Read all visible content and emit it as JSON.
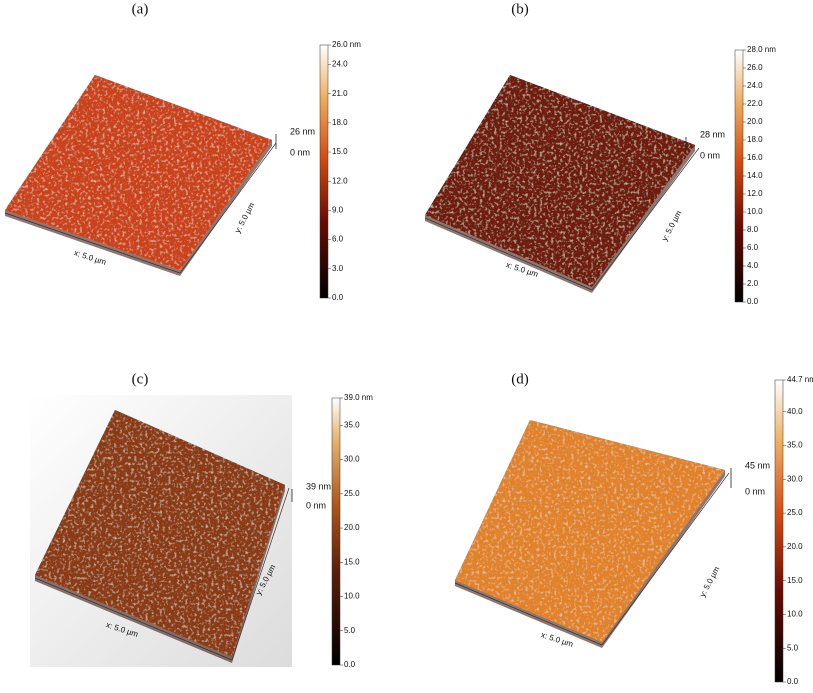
{
  "panels": [
    {
      "label": "(a)",
      "colorbar_ticks": [
        "26.0 nm",
        "24.0",
        "21.0",
        "18.0",
        "15.0",
        "12.0",
        "9.0",
        "6.0",
        "3.0",
        "0.0"
      ],
      "z_scale": [
        "26 nm",
        "0 nm"
      ],
      "x_axis": "x: 5.0 µm",
      "y_axis": "y: 5.0 µm"
    },
    {
      "label": "(b)",
      "colorbar_ticks": [
        "28.0 nm",
        "26.0",
        "24.0",
        "22.0",
        "20.0",
        "18.0",
        "16.0",
        "14.0",
        "12.0",
        "10.0",
        "8.0",
        "6.0",
        "4.0",
        "2.0",
        "0.0"
      ],
      "z_scale": [
        "28 nm",
        "0 nm"
      ],
      "x_axis": "x: 5.0 µm",
      "y_axis": "y: 5.0 µm"
    },
    {
      "label": "(c)",
      "colorbar_ticks": [
        "39.0 nm",
        "35.0",
        "30.0",
        "25.0",
        "20.0",
        "15.0",
        "10.0",
        "5.0",
        "0.0"
      ],
      "z_scale": [
        "39 nm",
        "0 nm"
      ],
      "x_axis": "x: 5.0 µm",
      "y_axis": "y: 5.0 µm"
    },
    {
      "label": "(d)",
      "colorbar_ticks": [
        "44.7 nm",
        "40.0",
        "35.0",
        "30.0",
        "25.0",
        "20.0",
        "15.0",
        "10.0",
        "5.0",
        "0.0"
      ],
      "z_scale": [
        "45 nm",
        "0 nm"
      ],
      "x_axis": "x: 5.0 µm",
      "y_axis": "y: 5.0 µm"
    }
  ]
}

* PROBLEM REQUIREMENTS
Repeat each entry precisely as it appears. Leave the pictures out.

* FINAL RESULT
Read all visible content and emit it as JSON.
{
  "panels": [
    {
      "label": "(a)",
      "colorbar_ticks": [
        "26.0 nm",
        "24.0",
        "21.0",
        "18.0",
        "15.0",
        "12.0",
        "9.0",
        "6.0",
        "3.0",
        "0.0"
      ],
      "z_scale": [
        "26 nm",
        "0 nm"
      ],
      "x_axis": "x: 5.0 µm",
      "y_axis": "y: 5.0 µm"
    },
    {
      "label": "(b)",
      "colorbar_ticks": [
        "28.0 nm",
        "26.0",
        "24.0",
        "22.0",
        "20.0",
        "18.0",
        "16.0",
        "14.0",
        "12.0",
        "10.0",
        "8.0",
        "6.0",
        "4.0",
        "2.0",
        "0.0"
      ],
      "z_scale": [
        "28 nm",
        "0 nm"
      ],
      "x_axis": "x: 5.0 µm",
      "y_axis": "y: 5.0 µm"
    },
    {
      "label": "(c)",
      "colorbar_ticks": [
        "39.0 nm",
        "35.0",
        "30.0",
        "25.0",
        "20.0",
        "15.0",
        "10.0",
        "5.0",
        "0.0"
      ],
      "z_scale": [
        "39 nm",
        "0 nm"
      ],
      "x_axis": "x: 5.0 µm",
      "y_axis": "y: 5.0 µm"
    },
    {
      "label": "(d)",
      "colorbar_ticks": [
        "44.7 nm",
        "40.0",
        "35.0",
        "30.0",
        "25.0",
        "20.0",
        "15.0",
        "10.0",
        "5.0",
        "0.0"
      ],
      "z_scale": [
        "45 nm",
        "0 nm"
      ],
      "x_axis": "x: 5.0 µm",
      "y_axis": "y: 5.0 µm"
    }
  ]
}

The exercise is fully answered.